== MATERIAL ==
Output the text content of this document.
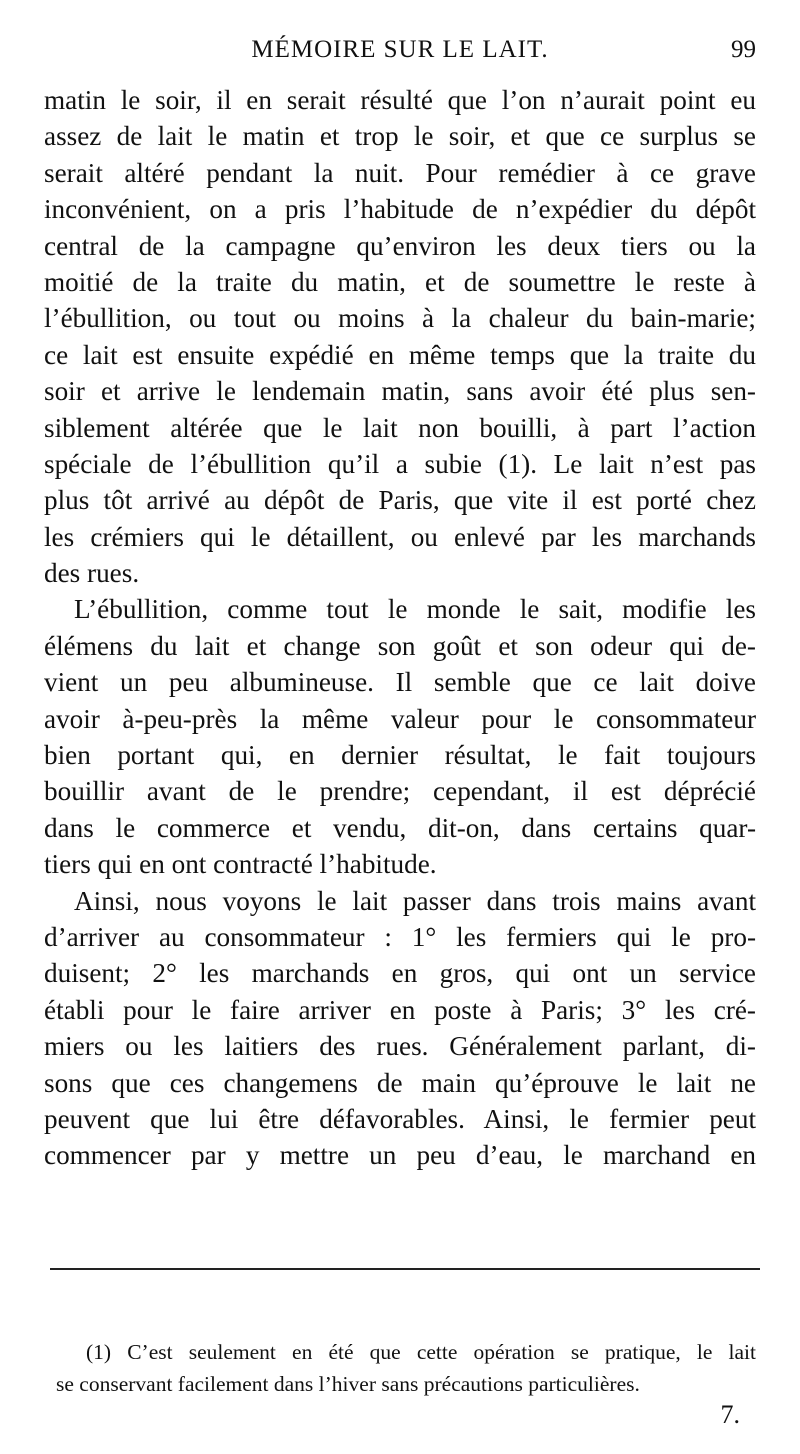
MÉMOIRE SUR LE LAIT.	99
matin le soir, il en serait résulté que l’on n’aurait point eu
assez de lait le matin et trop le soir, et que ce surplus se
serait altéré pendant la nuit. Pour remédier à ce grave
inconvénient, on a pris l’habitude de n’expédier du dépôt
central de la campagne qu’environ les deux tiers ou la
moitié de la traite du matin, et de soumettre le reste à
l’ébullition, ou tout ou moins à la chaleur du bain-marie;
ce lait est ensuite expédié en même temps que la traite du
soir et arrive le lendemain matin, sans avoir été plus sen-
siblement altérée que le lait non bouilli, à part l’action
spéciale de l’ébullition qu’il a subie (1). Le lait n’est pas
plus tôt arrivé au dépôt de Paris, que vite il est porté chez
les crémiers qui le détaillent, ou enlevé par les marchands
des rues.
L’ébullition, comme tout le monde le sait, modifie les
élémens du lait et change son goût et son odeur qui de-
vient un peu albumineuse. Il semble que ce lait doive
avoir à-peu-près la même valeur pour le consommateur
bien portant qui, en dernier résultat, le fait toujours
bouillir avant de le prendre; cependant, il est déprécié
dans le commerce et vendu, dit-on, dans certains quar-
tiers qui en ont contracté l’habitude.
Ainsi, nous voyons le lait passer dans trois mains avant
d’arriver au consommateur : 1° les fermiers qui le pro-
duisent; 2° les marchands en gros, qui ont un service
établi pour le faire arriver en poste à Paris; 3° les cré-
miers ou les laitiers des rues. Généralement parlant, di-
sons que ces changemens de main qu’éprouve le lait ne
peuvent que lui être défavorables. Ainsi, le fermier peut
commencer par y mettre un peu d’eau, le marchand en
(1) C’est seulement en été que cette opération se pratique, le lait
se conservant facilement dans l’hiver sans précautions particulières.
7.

==

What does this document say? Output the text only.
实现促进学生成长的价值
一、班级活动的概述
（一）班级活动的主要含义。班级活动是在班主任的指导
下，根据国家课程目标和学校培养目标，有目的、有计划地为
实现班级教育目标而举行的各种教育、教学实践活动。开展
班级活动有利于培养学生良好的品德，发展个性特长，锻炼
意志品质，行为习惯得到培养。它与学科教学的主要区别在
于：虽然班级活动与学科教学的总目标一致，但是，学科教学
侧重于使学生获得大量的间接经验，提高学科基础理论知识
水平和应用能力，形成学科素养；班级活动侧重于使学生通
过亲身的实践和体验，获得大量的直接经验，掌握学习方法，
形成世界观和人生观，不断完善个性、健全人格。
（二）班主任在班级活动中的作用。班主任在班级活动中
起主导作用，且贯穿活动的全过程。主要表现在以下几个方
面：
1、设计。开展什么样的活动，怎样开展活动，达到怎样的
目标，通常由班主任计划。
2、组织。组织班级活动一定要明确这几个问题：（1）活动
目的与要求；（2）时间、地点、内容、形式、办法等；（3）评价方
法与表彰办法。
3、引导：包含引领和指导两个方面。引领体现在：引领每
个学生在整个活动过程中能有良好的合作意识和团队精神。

---

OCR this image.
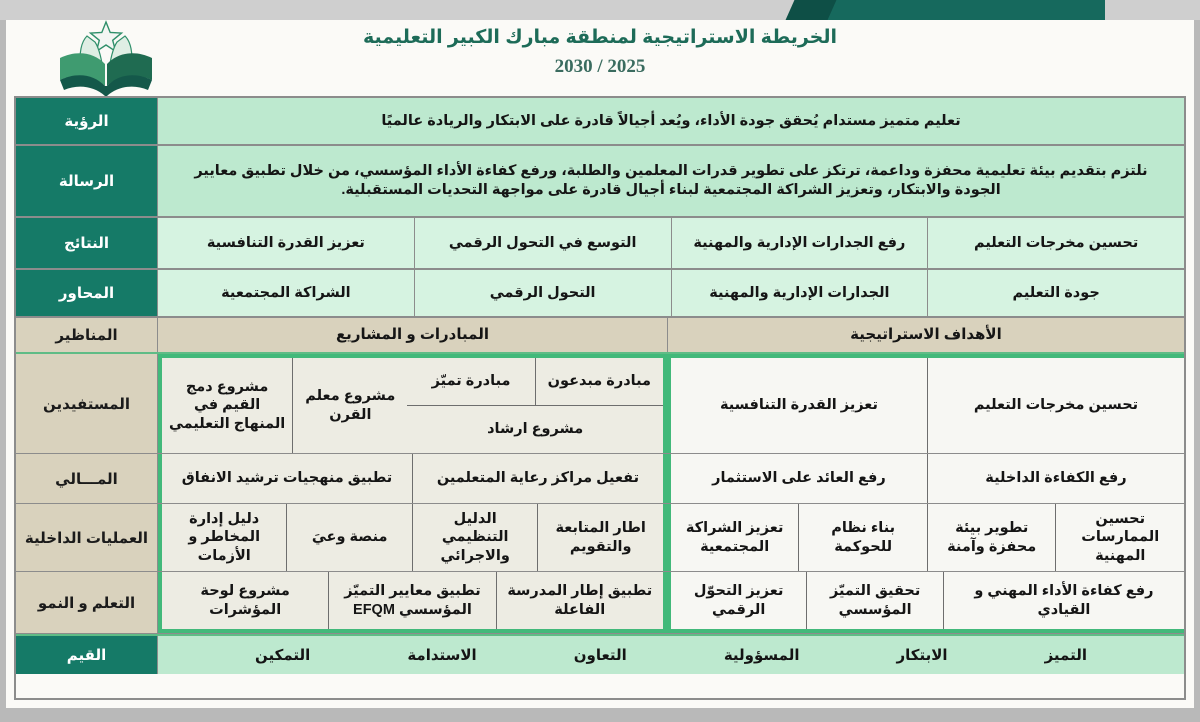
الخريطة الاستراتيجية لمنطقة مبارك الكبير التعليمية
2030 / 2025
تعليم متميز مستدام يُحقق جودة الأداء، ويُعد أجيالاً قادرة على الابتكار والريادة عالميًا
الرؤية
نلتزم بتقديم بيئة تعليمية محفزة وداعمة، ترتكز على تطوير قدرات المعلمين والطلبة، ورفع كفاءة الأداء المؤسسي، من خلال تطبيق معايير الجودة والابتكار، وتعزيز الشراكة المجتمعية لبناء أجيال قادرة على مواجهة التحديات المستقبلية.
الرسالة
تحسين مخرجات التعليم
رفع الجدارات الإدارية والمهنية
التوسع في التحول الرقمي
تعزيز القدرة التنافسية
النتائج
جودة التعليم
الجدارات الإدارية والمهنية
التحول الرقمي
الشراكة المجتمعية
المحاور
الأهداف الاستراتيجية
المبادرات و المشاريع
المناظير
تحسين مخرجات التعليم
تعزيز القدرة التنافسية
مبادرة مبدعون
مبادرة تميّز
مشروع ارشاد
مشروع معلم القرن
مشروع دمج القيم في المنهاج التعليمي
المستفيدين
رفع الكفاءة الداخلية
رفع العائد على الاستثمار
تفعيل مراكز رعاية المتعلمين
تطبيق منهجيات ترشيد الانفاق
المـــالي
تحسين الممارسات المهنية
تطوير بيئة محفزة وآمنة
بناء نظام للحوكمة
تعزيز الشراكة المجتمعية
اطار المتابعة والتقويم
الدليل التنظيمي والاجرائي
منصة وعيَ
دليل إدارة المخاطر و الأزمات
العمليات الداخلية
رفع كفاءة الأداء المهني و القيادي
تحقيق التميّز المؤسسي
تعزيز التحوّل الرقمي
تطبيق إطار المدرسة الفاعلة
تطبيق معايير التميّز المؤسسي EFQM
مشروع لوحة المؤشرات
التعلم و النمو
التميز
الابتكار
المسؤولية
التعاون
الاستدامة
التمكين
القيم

== REQUEST ==
Copy out every line holding the string "المؤسسي".

== EXERCISE SOLUTION ==
نلتزم بتقديم بيئة تعليمية محفزة وداعمة، ترتكز على تطوير قدرات المعلمين والطلبة، ورفع كفاءة الأداء المؤسسي، من خلال تطبيق معايير الجودة والابتكار، وتعزيز الشراكة المجتمعية لبناء أجيال قادرة على مواجهة التحديات المستقبلية.
تحقيق التميّز المؤسسي
تطبيق معايير التميّز المؤسسي EFQM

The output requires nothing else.